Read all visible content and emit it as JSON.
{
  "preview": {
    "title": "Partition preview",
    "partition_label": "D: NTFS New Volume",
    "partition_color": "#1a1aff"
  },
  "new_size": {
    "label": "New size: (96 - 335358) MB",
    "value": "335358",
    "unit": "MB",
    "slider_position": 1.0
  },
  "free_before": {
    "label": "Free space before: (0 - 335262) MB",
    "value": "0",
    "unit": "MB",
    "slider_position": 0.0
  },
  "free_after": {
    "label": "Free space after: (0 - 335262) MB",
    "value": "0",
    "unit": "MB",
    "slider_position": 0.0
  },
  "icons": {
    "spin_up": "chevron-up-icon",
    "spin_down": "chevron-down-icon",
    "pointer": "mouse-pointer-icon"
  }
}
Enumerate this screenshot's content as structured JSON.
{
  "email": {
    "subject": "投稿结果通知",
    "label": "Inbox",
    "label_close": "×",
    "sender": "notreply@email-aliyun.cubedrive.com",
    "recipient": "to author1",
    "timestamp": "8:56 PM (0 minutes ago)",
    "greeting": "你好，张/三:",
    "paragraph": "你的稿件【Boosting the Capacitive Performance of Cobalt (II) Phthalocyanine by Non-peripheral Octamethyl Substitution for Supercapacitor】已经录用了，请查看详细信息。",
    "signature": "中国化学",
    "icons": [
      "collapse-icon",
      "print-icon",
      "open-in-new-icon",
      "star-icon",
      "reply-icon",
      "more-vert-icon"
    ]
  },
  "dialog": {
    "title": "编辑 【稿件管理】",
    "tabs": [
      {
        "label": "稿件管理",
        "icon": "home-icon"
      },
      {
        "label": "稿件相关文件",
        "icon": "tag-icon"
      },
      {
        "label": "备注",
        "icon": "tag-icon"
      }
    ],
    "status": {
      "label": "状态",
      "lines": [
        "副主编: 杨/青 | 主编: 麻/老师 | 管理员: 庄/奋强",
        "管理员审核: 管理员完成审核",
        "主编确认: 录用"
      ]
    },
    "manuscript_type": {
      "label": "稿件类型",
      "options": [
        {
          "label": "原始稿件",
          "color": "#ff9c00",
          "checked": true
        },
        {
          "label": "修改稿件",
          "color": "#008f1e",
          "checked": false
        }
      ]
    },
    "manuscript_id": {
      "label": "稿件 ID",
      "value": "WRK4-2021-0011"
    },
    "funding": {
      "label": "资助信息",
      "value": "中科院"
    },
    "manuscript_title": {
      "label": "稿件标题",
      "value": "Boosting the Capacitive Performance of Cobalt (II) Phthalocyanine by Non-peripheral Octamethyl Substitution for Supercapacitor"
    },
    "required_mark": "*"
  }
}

What you will do: Extract every record. Keep wording exact.

Solution:
Read all visible content and emit it as JSON.
{
  "preview": {
    "title": "Partition preview",
    "partition_label": "D: NTFS New Volume",
    "partition_color": "#1a1aff"
  },
  "new_size": {
    "label": "New size: (96 - 335358) MB",
    "value": "335358",
    "unit": "MB",
    "slider_position": 1.0
  },
  "free_before": {
    "label": "Free space before: (0 - 335262) MB",
    "value": "0",
    "unit": "MB",
    "slider_position": 0.0
  },
  "free_after": {
    "label": "Free space after: (0 - 335262) MB",
    "value": "0",
    "unit": "MB",
    "slider_position": 0.0
  },
  "icons": {
    "spin_up": "chevron-up-icon",
    "spin_down": "chevron-down-icon",
    "pointer": "mouse-pointer-icon"
  }
}
Enumerate this screenshot's content as structured JSON.
{
  "email": {
    "subject": "投稿结果通知",
    "label": "Inbox",
    "label_close": "×",
    "sender": "notreply@email-aliyun.cubedrive.com",
    "recipient": "to author1",
    "timestamp": "8:56 PM (0 minutes ago)",
    "greeting": "你好，张/三:",
    "paragraph": "你的稿件【Boosting the Capacitive Performance of Cobalt (II) Phthalocyanine by Non-peripheral Octamethyl Substitution for Supercapacitor】已经录用了，请查看详细信息。",
    "signature": "中国化学",
    "icons": [
      "collapse-icon",
      "print-icon",
      "open-in-new-icon",
      "star-icon",
      "reply-icon",
      "more-vert-icon"
    ]
  },
  "dialog": {
    "title": "编辑 【稿件管理】",
    "tabs": [
      {
        "label": "稿件管理",
        "icon": "home-icon"
      },
      {
        "label": "稿件相关文件",
        "icon": "tag-icon"
      },
      {
        "label": "备注",
        "icon": "tag-icon"
      }
    ],
    "status": {
      "label": "状态",
      "lines": [
        "副主编: 杨/青 | 主编: 麻/老师 | 管理员: 庄/奋强",
        "管理员审核: 管理员完成审核",
        "主编确认: 录用"
      ]
    },
    "manuscript_type": {
      "label": "稿件类型",
      "options": [
        {
          "label": "原始稿件",
          "color": "#ff9c00",
          "checked": true
        },
        {
          "label": "修改稿件",
          "color": "#008f1e",
          "checked": false
        }
      ]
    },
    "manuscript_id": {
      "label": "稿件 ID",
      "value": "WRK4-2021-0011"
    },
    "funding": {
      "label": "资助信息",
      "value": "中科院"
    },
    "manuscript_title": {
      "label": "稿件标题",
      "value": "Boosting the Capacitive Performance of Cobalt (II) Phthalocyanine by Non-peripheral Octamethyl Substitution for Supercapacitor"
    },
    "required_mark": "*"
  }
}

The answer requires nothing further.